_To be done_: Your task is to extract every line from the material below exactly.

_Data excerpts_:
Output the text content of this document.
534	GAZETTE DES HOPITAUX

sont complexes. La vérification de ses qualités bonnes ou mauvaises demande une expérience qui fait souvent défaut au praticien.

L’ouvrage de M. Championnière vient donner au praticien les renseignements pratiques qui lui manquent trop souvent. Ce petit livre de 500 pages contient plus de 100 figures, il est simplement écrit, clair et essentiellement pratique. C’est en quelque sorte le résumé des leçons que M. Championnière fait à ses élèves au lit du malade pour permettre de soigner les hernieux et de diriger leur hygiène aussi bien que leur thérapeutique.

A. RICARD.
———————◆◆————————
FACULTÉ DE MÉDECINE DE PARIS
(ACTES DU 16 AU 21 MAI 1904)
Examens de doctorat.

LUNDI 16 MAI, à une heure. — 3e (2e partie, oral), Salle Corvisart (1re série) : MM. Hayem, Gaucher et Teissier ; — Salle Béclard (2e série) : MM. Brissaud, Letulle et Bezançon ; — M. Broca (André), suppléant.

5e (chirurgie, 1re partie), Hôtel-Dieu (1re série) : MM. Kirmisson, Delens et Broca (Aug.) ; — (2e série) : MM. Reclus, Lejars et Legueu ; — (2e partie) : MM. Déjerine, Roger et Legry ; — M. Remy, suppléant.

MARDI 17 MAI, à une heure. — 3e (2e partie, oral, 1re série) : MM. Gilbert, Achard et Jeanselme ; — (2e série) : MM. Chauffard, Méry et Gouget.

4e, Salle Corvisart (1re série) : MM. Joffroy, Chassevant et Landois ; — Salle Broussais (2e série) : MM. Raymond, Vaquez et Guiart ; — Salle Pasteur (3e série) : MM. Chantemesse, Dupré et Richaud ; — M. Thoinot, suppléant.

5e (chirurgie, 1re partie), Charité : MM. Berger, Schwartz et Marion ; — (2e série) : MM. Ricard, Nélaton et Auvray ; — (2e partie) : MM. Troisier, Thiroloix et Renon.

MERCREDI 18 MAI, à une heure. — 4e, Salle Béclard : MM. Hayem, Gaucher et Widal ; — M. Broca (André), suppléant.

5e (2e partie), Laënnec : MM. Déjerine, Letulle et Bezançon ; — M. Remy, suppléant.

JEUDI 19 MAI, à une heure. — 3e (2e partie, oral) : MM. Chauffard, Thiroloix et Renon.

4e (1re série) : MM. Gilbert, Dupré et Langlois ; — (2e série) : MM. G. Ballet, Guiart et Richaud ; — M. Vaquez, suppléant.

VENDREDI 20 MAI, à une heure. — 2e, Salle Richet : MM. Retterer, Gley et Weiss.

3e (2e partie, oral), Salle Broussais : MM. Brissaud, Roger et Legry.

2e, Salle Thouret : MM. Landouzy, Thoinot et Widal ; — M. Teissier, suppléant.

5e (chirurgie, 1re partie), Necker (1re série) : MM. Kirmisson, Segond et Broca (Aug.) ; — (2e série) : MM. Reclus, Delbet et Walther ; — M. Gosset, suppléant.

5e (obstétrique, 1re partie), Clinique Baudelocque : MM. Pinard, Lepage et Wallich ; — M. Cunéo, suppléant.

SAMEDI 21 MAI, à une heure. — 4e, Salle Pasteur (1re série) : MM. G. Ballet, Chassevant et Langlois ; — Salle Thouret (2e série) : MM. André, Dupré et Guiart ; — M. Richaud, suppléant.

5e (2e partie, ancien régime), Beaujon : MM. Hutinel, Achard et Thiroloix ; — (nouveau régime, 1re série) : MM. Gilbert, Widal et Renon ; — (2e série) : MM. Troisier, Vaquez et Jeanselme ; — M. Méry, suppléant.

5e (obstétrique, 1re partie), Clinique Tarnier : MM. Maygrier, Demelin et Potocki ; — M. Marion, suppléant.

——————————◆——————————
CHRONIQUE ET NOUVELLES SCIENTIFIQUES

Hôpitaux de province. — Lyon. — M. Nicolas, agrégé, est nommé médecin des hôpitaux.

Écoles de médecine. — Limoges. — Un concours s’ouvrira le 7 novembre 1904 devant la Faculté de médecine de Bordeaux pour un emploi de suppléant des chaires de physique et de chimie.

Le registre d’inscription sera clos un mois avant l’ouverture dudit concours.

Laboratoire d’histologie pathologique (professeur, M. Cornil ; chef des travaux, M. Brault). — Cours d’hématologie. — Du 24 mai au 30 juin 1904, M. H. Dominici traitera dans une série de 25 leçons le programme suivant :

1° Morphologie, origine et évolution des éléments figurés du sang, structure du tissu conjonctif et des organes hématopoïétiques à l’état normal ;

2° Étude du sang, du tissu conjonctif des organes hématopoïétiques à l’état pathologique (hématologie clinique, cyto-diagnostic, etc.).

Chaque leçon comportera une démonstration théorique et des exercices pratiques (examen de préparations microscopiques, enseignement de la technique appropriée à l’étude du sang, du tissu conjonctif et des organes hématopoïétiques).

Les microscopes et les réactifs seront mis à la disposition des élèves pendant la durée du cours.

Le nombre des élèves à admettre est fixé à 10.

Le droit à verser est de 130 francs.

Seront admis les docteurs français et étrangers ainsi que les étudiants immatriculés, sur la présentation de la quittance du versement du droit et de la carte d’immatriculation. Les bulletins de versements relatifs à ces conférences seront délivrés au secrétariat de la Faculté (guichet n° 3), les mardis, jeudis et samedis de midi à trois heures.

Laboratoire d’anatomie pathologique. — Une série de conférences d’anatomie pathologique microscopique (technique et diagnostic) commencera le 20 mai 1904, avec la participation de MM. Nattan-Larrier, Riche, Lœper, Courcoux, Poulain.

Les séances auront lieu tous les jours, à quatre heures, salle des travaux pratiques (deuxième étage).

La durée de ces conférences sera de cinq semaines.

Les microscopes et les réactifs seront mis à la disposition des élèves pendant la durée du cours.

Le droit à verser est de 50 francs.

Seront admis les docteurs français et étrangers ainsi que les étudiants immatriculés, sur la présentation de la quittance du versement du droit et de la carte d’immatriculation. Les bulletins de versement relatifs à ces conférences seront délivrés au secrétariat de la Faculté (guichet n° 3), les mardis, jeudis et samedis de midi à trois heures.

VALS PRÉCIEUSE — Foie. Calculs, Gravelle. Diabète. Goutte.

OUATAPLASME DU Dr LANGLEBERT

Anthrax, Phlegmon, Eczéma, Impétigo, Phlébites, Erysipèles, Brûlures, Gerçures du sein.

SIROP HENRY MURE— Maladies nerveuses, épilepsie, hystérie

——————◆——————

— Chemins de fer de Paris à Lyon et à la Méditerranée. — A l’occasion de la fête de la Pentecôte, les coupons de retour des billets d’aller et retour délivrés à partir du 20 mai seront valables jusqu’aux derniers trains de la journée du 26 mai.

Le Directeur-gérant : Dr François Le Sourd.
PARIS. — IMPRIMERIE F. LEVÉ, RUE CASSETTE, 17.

_Solution for this exercise_:
Output the text content of this document.
534	GAZETTE DES HOPITAUX

sont complexes. La vérification de ses qualités bonnes ou mauvaises demande une expérience qui fait souvent défaut au praticien.

L’ouvrage de M. Championnière vient donner au praticien les renseignements pratiques qui lui manquent trop souvent. Ce petit livre de 500 pages contient plus de 100 figures, il est simplement écrit, clair et essentiellement pratique. C’est en quelque sorte le résumé des leçons que M. Championnière fait à ses élèves au lit du malade pour permettre de soigner les hernieux et de diriger leur hygiène aussi bien que leur thérapeutique.

A. RICARD.
———————◆◆————————
FACULTÉ DE MÉDECINE DE PARIS
(ACTES DU 16 AU 21 MAI 1904)
Examens de doctorat.

LUNDI 16 MAI, à une heure. — 3e (2e partie, oral), Salle Corvisart (1re série) : MM. Hayem, Gaucher et Teissier ; — Salle Béclard (2e série) : MM. Brissaud, Letulle et Bezançon ; — M. Broca (André), suppléant.

5e (chirurgie, 1re partie), Hôtel-Dieu (1re série) : MM. Kirmisson, Delens et Broca (Aug.) ; — (2e série) : MM. Reclus, Lejars et Legueu ; — (2e partie) : MM. Déjerine, Roger et Legry ; — M. Remy, suppléant.

MARDI 17 MAI, à une heure. — 3e (2e partie, oral, 1re série) : MM. Gilbert, Achard et Jeanselme ; — (2e série) : MM. Chauffard, Méry et Gouget.

4e, Salle Corvisart (1re série) : MM. Joffroy, Chassevant et Landois ; — Salle Broussais (2e série) : MM. Raymond, Vaquez et Guiart ; — Salle Pasteur (3e série) : MM. Chantemesse, Dupré et Richaud ; — M. Thoinot, suppléant.

5e (chirurgie, 1re partie), Charité : MM. Berger, Schwartz et Marion ; — (2e série) : MM. Ricard, Nélaton et Auvray ; — (2e partie) : MM. Troisier, Thiroloix et Renon.

MERCREDI 18 MAI, à une heure. — 4e, Salle Béclard : MM. Hayem, Gaucher et Widal ; — M. Broca (André), suppléant.

5e (2e partie), Laënnec : MM. Déjerine, Letulle et Bezançon ; — M. Remy, suppléant.

JEUDI 19 MAI, à une heure. — 3e (2e partie, oral) : MM. Chauffard, Thiroloix et Renon.

4e (1re série) : MM. Gilbert, Dupré et Langlois ; — (2e série) : MM. G. Ballet, Guiart et Richaud ; — M. Vaquez, suppléant.

VENDREDI 20 MAI, à une heure. — 2e, Salle Richet : MM. Retterer, Gley et Weiss.

3e (2e partie, oral), Salle Broussais : MM. Brissaud, Roger et Legry.

2e, Salle Thouret : MM. Landouzy, Thoinot et Widal ; — M. Teissier, suppléant.

5e (chirurgie, 1re partie), Necker (1re série) : MM. Kirmisson, Segond et Broca (Aug.) ; — (2e série) : MM. Reclus, Delbet et Walther ; — M. Gosset, suppléant.

5e (obstétrique, 1re partie), Clinique Baudelocque : MM. Pinard, Lepage et Wallich ; — M. Cunéo, suppléant.

SAMEDI 21 MAI, à une heure. — 4e, Salle Pasteur (1re série) : MM. G. Ballet, Chassevant et Langlois ; — Salle Thouret (2e série) : MM. André, Dupré et Guiart ; — M. Richaud, suppléant.

5e (2e partie, ancien régime), Beaujon : MM. Hutinel, Achard et Thiroloix ; — (nouveau régime, 1re série) : MM. Gilbert, Widal et Renon ; — (2e série) : MM. Troisier, Vaquez et Jeanselme ; — M. Méry, suppléant.

5e (obstétrique, 1re partie), Clinique Tarnier : MM. Maygrier, Demelin et Potocki ; — M. Marion, suppléant.

——————————◆——————————
CHRONIQUE ET NOUVELLES SCIENTIFIQUES

Hôpitaux de province. — Lyon. — M. Nicolas, agrégé, est nommé médecin des hôpitaux.

Écoles de médecine. — Limoges. — Un concours s’ouvrira le 7 novembre 1904 devant la Faculté de médecine de Bordeaux pour un emploi de suppléant des chaires de physique et de chimie.

Le registre d’inscription sera clos un mois avant l’ouverture dudit concours.

Laboratoire d’histologie pathologique (professeur, M. Cornil ; chef des travaux, M. Brault). — Cours d’hématologie. — Du 24 mai au 30 juin 1904, M. H. Dominici traitera dans une série de 25 leçons le programme suivant :

1° Morphologie, origine et évolution des éléments figurés du sang, structure du tissu conjonctif et des organes hématopoïétiques à l’état normal ;

2° Étude du sang, du tissu conjonctif des organes hématopoïétiques à l’état pathologique (hématologie clinique, cyto-diagnostic, etc.).

Chaque leçon comportera une démonstration théorique et des exercices pratiques (examen de préparations microscopiques, enseignement de la technique appropriée à l’étude du sang, du tissu conjonctif et des organes hématopoïétiques).

Les microscopes et les réactifs seront mis à la disposition des élèves pendant la durée du cours.

Le nombre des élèves à admettre est fixé à 10.

Le droit à verser est de 130 francs.

Seront admis les docteurs français et étrangers ainsi que les étudiants immatriculés, sur la présentation de la quittance du versement du droit et de la carte d’immatriculation. Les bulletins de versements relatifs à ces conférences seront délivrés au secrétariat de la Faculté (guichet n° 3), les mardis, jeudis et samedis de midi à trois heures.

Laboratoire d’anatomie pathologique. — Une série de conférences d’anatomie pathologique microscopique (technique et diagnostic) commencera le 20 mai 1904, avec la participation de MM. Nattan-Larrier, Riche, Lœper, Courcoux, Poulain.

Les séances auront lieu tous les jours, à quatre heures, salle des travaux pratiques (deuxième étage).

La durée de ces conférences sera de cinq semaines.

Les microscopes et les réactifs seront mis à la disposition des élèves pendant la durée du cours.

Le droit à verser est de 50 francs.

Seront admis les docteurs français et étrangers ainsi que les étudiants immatriculés, sur la présentation de la quittance du versement du droit et de la carte d’immatriculation. Les bulletins de versement relatifs à ces conférences seront délivrés au secrétariat de la Faculté (guichet n° 3), les mardis, jeudis et samedis de midi à trois heures.

VALS PRÉCIEUSE — Foie. Calculs, Gravelle. Diabète. Goutte.

OUATAPLASME DU Dr LANGLEBERT

Anthrax, Phlegmon, Eczéma, Impétigo, Phlébites, Erysipèles, Brûlures, Gerçures du sein.

SIROP HENRY MURE— Maladies nerveuses, épilepsie, hystérie

——————◆——————

— Chemins de fer de Paris à Lyon et à la Méditerranée. — A l’occasion de la fête de la Pentecôte, les coupons de retour des billets d’aller et retour délivrés à partir du 20 mai seront valables jusqu’aux derniers trains de la journée du 26 mai.

Le Directeur-gérant : Dr François Le Sourd.
PARIS. — IMPRIMERIE F. LEVÉ, RUE CASSETTE, 17.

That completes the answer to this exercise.